TEXTE À LIRE —
:::::

Inspection du travail

L’inspection du travail en Europe: lutter contre le travail non déclaré et la traite

Les inspecteurs du travail sont confrontés à de gigantesques défis en Europe. Ils ne veillent pas seulement à garantir des conditions de travail décentes mais ils contribuent aussi à combattre la traite et le travail clandestin. BIT en ligne a mis au point une série de questions et réponses sur le nouveau rapport du BIT qui vise à aider les spécialistes des pays de l’UE à partager les bonnes pratiques et à élaborer des lignes directrices politiques communes pour l’inspection du travail et le travail clandestin.

Article | 12 mars 2010

En quoi la crise économique et sociale mondiale affecte-t-elle l’action de l’inspection du travail?

Les effectifs des inspections du travail sont souvent notoirement insuffisants pour la diversité des tâches qui leur incombent et la crise économique pourrait accroître leur charge de travail; pourtant les inspecteurs du travail sont appelés à remplir des tâches qui exigent une bonne planification et gestion des interventions, ainsi que des ressources financières et humaines. Dans certains cas, la crise a affecté l’administration du travail et, par conséquent, les ressources de l’inspection du travail. Le renforcement des systèmes d’inspection du travail fait dès lors, plus que jamais, partie intégrante de la réponse à la crise comme le préconise le Pacte mondial pour l’emploi de l’OIT, adopté par la Conférence internationale du Travail en juin 2009.

Comment le BIT définit-il le «travail non déclaré»?

Alors que le BIT ne dispose pas d’une définition juridique établie au niveau international du «travail non déclaré», il traite de ce thème quand il se réfère à «l’économie informelle», c’est-à-dire à une activité économique exercée par des travailleurs ou des entités économiques qui – en droit ou en pratique – ne sont pas couverts, ou pas suffisamment, par des contrats en bonne et due forme. En Europe, le «travail non déclaré» comprend généralement des activités légales non rémunérées qui ne sont pas déclarées aux autorités publiques.

Quelles sont les constantes du travail non déclaré dans l’Union européenne?

:::::

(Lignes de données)
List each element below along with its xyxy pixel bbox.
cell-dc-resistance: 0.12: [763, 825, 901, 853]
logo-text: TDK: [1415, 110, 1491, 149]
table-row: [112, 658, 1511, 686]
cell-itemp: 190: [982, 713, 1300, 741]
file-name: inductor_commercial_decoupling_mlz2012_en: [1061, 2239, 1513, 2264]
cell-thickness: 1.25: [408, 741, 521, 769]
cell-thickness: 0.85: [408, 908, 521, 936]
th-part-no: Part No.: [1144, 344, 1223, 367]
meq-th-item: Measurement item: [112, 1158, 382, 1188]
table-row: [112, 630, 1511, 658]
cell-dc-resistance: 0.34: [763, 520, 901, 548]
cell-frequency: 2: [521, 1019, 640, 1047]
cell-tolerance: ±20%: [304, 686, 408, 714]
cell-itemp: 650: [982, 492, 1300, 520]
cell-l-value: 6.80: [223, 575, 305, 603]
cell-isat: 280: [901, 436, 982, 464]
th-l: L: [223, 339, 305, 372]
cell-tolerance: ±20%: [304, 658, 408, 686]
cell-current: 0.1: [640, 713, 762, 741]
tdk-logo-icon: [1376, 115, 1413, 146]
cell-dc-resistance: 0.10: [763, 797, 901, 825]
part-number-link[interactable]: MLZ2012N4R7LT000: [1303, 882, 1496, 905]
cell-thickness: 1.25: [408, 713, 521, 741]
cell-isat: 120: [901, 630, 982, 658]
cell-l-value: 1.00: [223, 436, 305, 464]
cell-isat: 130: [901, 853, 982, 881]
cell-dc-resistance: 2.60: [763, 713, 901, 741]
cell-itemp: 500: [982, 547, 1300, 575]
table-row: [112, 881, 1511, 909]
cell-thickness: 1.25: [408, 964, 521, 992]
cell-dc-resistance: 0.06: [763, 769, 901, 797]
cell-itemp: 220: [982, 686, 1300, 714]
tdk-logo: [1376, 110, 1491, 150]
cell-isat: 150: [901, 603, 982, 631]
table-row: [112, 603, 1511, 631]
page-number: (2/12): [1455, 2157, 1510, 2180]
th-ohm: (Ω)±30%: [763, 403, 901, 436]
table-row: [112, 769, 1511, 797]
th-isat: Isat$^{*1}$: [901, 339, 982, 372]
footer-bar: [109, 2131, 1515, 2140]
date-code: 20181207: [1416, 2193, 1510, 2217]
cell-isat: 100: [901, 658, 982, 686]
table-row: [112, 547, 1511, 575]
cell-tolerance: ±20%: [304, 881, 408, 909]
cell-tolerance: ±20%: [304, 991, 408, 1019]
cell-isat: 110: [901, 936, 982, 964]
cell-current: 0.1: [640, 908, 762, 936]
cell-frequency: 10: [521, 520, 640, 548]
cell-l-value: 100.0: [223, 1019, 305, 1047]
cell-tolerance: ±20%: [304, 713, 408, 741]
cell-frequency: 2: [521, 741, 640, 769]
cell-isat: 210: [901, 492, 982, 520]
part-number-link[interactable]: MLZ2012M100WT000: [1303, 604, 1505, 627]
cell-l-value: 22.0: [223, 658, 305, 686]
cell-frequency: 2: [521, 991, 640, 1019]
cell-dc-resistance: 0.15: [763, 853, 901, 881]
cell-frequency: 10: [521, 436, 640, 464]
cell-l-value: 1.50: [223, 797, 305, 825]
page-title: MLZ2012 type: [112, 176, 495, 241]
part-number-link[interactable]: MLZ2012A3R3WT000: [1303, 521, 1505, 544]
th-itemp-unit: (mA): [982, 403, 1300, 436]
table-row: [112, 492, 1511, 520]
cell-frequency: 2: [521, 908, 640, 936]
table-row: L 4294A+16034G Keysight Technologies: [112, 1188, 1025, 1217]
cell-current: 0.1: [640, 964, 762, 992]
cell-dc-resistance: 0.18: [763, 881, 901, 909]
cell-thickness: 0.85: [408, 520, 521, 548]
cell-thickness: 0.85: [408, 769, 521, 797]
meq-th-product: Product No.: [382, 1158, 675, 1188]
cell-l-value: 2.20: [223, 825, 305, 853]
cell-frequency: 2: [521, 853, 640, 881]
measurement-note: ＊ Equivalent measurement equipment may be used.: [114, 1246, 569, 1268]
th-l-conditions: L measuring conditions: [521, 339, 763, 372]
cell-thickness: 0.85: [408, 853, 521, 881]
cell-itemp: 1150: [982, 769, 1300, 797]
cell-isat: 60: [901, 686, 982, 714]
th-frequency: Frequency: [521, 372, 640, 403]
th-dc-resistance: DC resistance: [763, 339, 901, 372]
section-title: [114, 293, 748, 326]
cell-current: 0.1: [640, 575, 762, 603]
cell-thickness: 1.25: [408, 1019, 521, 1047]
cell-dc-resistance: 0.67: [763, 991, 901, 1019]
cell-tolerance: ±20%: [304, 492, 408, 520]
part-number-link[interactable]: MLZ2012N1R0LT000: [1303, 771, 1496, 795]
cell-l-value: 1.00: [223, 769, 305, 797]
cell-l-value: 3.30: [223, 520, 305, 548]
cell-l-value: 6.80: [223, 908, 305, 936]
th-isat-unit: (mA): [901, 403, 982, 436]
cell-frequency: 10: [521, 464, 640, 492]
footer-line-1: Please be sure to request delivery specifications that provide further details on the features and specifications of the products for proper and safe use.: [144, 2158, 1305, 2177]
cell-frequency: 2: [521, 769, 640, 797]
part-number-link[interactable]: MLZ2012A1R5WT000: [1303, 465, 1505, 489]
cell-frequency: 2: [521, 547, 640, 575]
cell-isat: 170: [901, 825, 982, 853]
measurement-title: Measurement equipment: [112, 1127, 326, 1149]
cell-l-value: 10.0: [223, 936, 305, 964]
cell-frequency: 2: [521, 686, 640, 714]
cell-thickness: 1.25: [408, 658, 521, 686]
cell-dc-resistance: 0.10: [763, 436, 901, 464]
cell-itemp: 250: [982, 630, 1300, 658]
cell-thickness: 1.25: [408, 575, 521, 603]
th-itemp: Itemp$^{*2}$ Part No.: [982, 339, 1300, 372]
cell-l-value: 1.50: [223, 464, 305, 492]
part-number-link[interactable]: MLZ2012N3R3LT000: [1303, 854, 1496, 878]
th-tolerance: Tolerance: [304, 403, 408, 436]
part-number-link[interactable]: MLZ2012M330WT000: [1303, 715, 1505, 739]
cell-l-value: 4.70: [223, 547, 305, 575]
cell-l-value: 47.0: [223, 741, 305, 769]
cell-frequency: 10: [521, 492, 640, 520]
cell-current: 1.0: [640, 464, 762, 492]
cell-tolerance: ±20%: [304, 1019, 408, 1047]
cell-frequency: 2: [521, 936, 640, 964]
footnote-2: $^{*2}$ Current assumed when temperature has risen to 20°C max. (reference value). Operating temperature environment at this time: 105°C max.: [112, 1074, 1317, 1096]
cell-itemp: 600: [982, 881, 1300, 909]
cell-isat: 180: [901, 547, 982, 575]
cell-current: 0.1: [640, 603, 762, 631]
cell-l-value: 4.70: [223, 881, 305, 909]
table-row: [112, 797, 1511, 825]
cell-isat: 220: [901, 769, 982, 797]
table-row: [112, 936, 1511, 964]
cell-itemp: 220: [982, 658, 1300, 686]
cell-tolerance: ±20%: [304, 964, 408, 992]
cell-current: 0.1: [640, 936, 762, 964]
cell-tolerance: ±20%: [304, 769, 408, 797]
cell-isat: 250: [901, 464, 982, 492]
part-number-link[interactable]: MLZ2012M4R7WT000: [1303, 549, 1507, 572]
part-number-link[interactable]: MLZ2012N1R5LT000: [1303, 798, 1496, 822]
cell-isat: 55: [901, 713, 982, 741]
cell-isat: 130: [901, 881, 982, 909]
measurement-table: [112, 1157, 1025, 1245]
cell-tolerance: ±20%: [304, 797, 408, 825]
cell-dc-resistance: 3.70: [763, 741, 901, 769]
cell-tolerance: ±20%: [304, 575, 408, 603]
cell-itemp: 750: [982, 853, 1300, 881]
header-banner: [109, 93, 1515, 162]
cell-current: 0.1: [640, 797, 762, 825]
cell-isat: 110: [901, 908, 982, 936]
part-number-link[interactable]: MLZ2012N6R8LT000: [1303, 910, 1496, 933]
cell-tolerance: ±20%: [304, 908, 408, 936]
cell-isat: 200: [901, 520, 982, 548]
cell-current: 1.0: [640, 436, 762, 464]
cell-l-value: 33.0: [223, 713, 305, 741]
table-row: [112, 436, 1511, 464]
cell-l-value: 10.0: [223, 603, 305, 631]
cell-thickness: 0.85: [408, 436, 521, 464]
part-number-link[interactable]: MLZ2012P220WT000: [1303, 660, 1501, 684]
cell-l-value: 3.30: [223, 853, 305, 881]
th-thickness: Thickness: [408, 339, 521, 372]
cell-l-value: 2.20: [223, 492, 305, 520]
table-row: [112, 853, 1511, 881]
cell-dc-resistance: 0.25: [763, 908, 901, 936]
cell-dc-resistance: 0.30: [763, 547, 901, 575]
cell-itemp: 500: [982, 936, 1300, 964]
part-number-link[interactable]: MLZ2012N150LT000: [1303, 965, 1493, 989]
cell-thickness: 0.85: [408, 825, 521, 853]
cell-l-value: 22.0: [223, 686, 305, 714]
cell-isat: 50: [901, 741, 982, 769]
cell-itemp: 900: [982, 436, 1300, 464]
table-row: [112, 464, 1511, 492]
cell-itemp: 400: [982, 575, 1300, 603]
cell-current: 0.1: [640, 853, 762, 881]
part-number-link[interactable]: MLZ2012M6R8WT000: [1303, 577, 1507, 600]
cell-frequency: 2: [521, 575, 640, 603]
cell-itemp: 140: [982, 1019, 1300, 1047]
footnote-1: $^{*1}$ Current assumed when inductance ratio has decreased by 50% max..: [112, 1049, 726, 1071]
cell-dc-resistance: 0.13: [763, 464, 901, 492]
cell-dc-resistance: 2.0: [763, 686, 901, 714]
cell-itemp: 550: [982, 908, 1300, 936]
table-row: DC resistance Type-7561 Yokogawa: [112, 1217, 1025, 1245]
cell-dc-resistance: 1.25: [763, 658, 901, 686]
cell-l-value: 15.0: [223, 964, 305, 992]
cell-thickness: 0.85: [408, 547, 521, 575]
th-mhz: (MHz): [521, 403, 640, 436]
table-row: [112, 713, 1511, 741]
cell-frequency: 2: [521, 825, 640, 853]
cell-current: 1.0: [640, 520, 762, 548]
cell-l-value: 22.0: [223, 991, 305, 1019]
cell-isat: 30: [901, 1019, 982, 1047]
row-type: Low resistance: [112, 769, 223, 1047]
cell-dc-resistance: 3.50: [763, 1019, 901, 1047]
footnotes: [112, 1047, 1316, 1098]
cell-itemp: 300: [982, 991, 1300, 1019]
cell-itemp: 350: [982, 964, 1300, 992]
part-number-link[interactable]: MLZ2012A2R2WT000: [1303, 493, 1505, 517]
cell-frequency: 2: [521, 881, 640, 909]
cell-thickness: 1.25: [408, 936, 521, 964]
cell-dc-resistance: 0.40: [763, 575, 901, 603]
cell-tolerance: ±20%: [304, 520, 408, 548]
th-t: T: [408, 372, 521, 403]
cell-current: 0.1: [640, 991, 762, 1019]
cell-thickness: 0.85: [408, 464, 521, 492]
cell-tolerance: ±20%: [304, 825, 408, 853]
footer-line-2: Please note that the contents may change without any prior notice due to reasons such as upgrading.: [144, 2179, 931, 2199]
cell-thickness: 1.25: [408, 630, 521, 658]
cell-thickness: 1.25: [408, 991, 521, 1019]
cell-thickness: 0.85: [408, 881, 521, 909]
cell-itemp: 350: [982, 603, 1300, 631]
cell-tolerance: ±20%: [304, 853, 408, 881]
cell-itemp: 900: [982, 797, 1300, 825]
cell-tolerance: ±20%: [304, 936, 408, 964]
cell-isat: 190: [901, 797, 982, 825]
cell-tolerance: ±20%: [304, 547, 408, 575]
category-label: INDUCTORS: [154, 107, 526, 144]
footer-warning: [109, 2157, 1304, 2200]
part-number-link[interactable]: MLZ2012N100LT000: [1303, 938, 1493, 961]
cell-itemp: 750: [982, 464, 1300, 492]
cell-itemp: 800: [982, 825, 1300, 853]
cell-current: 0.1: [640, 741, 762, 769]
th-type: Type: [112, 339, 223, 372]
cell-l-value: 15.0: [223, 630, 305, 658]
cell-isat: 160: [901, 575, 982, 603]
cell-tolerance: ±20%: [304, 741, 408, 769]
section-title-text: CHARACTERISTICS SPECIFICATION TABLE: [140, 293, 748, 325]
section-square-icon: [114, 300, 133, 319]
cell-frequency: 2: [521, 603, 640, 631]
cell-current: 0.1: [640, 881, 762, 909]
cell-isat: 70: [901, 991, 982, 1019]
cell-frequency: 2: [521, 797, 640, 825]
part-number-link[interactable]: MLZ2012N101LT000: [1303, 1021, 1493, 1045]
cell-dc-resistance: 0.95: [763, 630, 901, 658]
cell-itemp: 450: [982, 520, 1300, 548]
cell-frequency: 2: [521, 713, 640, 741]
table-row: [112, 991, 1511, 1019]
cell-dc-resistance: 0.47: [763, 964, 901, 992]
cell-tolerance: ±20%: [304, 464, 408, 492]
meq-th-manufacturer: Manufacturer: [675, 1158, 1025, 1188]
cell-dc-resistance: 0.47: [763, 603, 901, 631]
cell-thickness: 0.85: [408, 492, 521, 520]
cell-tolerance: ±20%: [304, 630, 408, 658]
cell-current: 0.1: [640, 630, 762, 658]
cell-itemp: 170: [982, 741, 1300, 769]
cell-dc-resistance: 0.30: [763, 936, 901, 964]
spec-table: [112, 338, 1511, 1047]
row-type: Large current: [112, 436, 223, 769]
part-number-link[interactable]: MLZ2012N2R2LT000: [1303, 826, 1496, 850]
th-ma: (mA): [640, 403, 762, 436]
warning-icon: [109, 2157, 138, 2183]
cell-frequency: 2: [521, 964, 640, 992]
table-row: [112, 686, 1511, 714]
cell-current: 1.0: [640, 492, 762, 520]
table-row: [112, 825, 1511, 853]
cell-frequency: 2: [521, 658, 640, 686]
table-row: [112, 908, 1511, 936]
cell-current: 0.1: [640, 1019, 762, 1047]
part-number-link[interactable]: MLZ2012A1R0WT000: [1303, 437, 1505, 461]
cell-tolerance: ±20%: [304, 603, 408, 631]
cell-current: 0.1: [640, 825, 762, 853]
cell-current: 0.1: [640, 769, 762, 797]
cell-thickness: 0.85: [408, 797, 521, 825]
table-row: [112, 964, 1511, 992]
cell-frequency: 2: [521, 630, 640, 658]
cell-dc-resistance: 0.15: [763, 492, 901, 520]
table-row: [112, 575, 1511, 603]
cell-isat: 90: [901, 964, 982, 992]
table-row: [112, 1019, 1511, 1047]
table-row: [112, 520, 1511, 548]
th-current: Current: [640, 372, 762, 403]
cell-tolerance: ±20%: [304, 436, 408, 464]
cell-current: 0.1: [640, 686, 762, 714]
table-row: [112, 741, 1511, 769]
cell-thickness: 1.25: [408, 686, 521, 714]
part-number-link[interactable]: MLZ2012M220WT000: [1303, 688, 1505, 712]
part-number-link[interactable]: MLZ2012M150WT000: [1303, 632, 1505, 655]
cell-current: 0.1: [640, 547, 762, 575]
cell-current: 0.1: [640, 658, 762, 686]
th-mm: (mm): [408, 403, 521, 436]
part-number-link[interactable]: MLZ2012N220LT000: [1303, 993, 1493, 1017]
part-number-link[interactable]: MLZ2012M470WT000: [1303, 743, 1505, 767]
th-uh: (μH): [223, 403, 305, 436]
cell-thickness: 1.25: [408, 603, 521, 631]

:::::

TÂCHE DEMANDÉE —
Recopiez le passage de l'article sur l'inspection du travail en commençant aux mots «Alors que le» et en vous arrêtant après «dans l’Union européenne?».

RÉPONSE COMPLÈTE —
Alors que le BIT ne dispose pas d’une définition juridique établie au niveau international du «travail non déclaré», il traite de ce thème quand il se réfère à «l’économie informelle», c’est-à-dire à une activité économique exercée par des travailleurs ou des entités économiques qui – en droit ou en pratique – ne sont pas couverts, ou pas suffisamment, par des contrats en bonne et due forme. En Europe, le «travail non déclaré» comprend généralement des activités légales non rémunérées qui ne sont pas déclarées aux autorités publiques.

Quelles sont les constantes du travail non déclaré dans l’Union européenne?